→ PROBLEM REQUIREMENTS
Leaving out the pictures, please retype each record exactly.

____

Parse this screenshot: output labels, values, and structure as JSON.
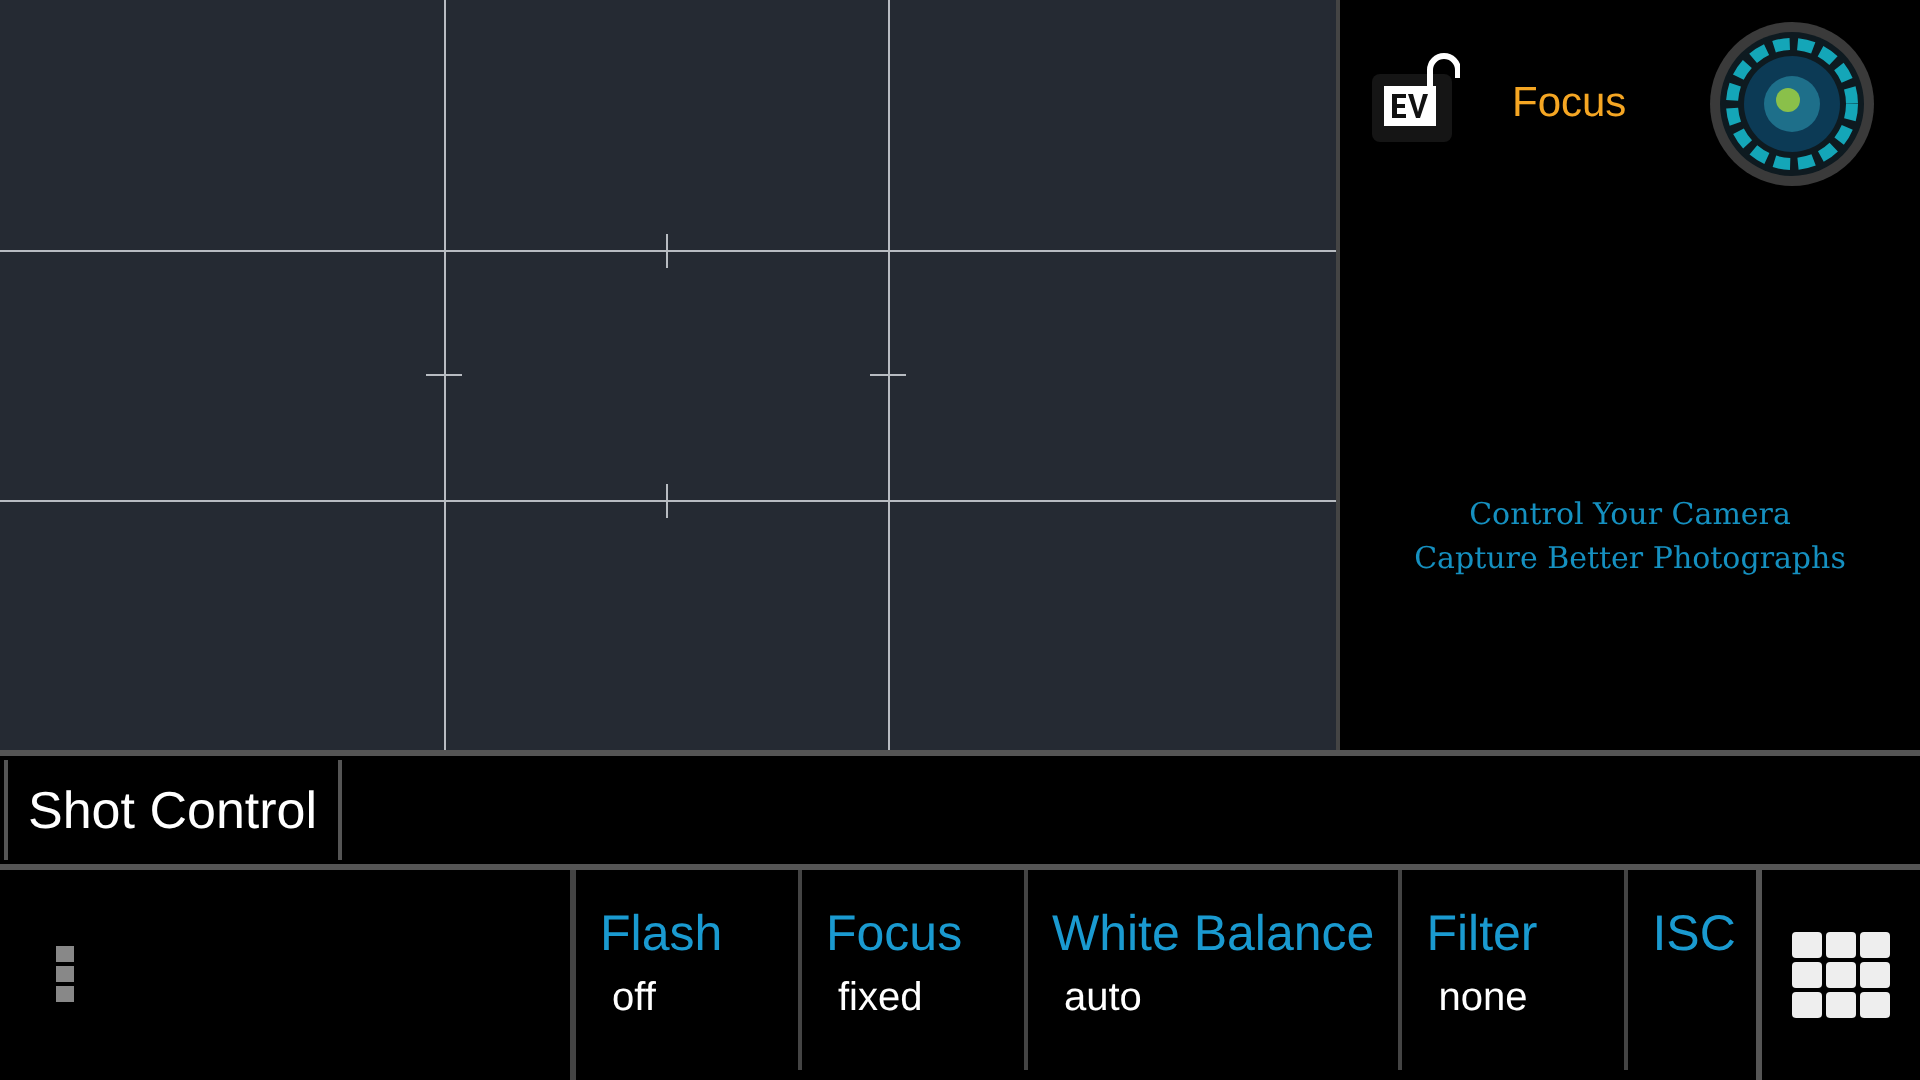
{
  "top_panel": {
    "mode_label": "Focus",
    "tagline": [
      "Control Your Camera",
      "Capture Better Photographs"
    ]
  },
  "shot_control": {
    "label": "Shot Control"
  },
  "settings": [
    {
      "label": "Flash",
      "value": "off"
    },
    {
      "label": "Focus",
      "value": "fixed"
    },
    {
      "label": "White Balance",
      "value": "auto"
    },
    {
      "label": "Filter",
      "value": "none"
    },
    {
      "label": "ISC"
    }
  ]
}
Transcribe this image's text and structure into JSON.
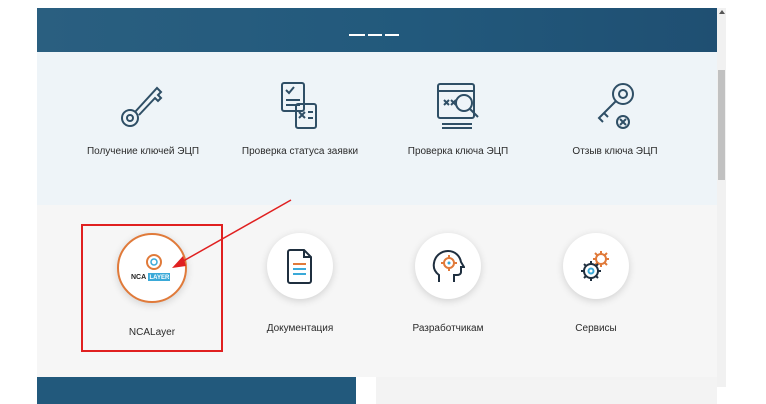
{
  "services": {
    "items": [
      {
        "label": "Получение ключей ЭЦП",
        "icon": "key-icon"
      },
      {
        "label": "Проверка статуса заявки",
        "icon": "document-check-icon"
      },
      {
        "label": "Проверка ключа ЭЦП",
        "icon": "browser-key-check-icon"
      },
      {
        "label": "Отзыв ключа ЭЦП",
        "icon": "key-revoke-icon"
      }
    ]
  },
  "tools": {
    "items": [
      {
        "label": "NCALayer",
        "icon": "ncalayer-logo-icon",
        "logo_text": [
          "NCA",
          "LAYER"
        ]
      },
      {
        "label": "Документация",
        "icon": "document-icon"
      },
      {
        "label": "Разработчикам",
        "icon": "head-gear-icon"
      },
      {
        "label": "Сервисы",
        "icon": "gears-icon"
      }
    ]
  },
  "colors": {
    "header": "#22597c",
    "services_bg": "#eef4f8",
    "icon_stroke": "#2f4f66",
    "accent_orange": "#e07a3a",
    "annotation_red": "#e02020"
  }
}
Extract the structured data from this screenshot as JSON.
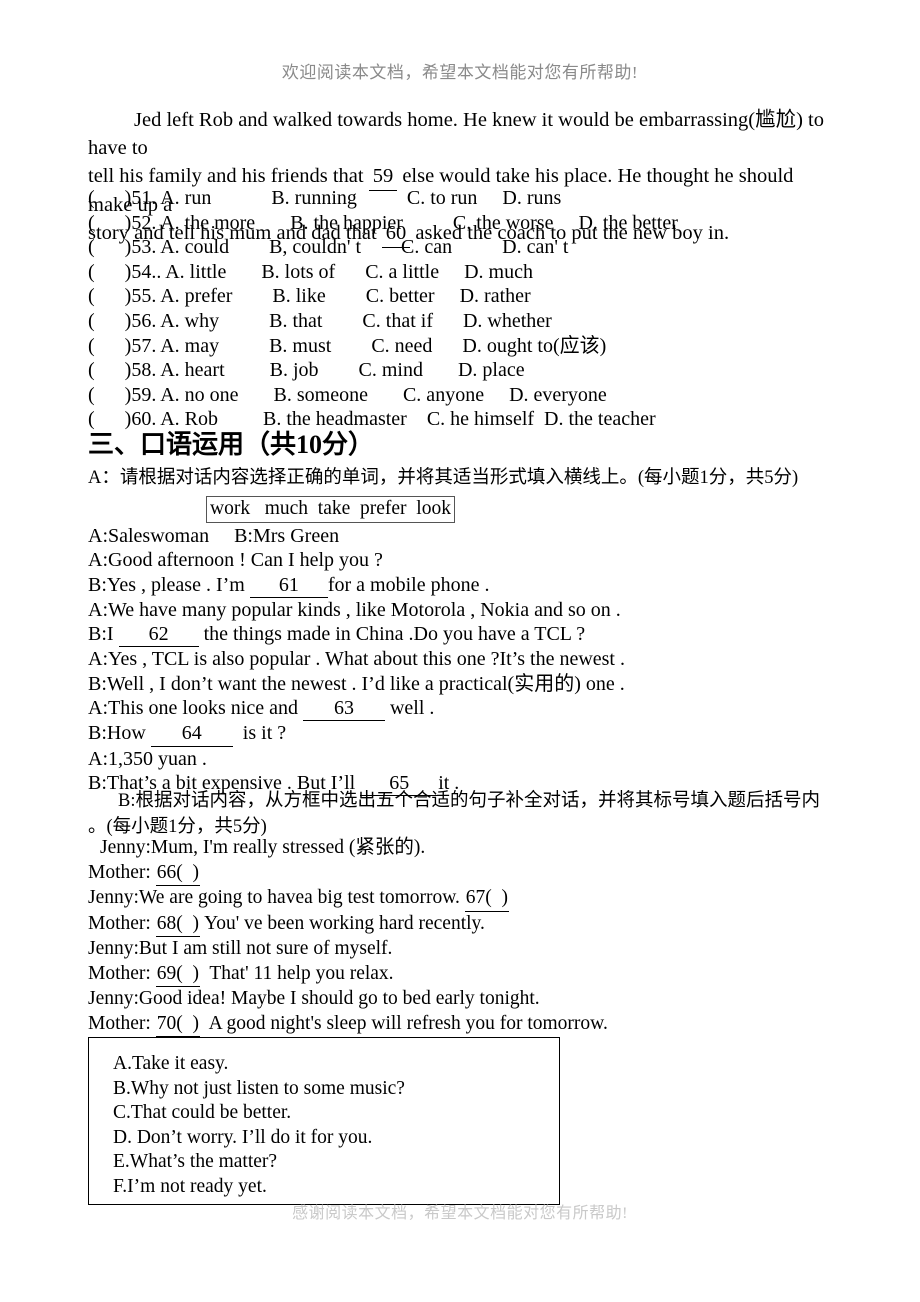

____

→ REPLY TO THE TASK
Parse this screenshot: output labels, values, and structure as JSON.
{
  "top_panel": {
    "mode_label": "Focus",
    "tagline": [
      "Control Your Camera",
      "Capture Better Photographs"
    ]
  },
  "shot_control": {
    "label": "Shot Control"
  },
  "settings": [
    {
      "label": "Flash",
      "value": "off"
    },
    {
      "label": "Focus",
      "value": "fixed"
    },
    {
      "label": "White Balance",
      "value": "auto"
    },
    {
      "label": "Filter",
      "value": "none"
    },
    {
      "label": "ISC"
    }
  ]
}
Transcribe this image's text and structure into JSON.
{
  "services": {
    "items": [
      {
        "label": "Получение ключей ЭЦП",
        "icon": "key-icon"
      },
      {
        "label": "Проверка статуса заявки",
        "icon": "document-check-icon"
      },
      {
        "label": "Проверка ключа ЭЦП",
        "icon": "browser-key-check-icon"
      },
      {
        "label": "Отзыв ключа ЭЦП",
        "icon": "key-revoke-icon"
      }
    ]
  },
  "tools": {
    "items": [
      {
        "label": "NCALayer",
        "icon": "ncalayer-logo-icon",
        "logo_text": [
          "NCA",
          "LAYER"
        ]
      },
      {
        "label": "Документация",
        "icon": "document-icon"
      },
      {
        "label": "Разработчикам",
        "icon": "head-gear-icon"
      },
      {
        "label": "Сервисы",
        "icon": "gears-icon"
      }
    ]
  },
  "colors": {
    "header": "#22597c",
    "services_bg": "#eef4f8",
    "icon_stroke": "#2f4f66",
    "accent_orange": "#e07a3a",
    "annotation_red": "#e02020"
  }
}
Extract the structured data from this screenshot as JSON.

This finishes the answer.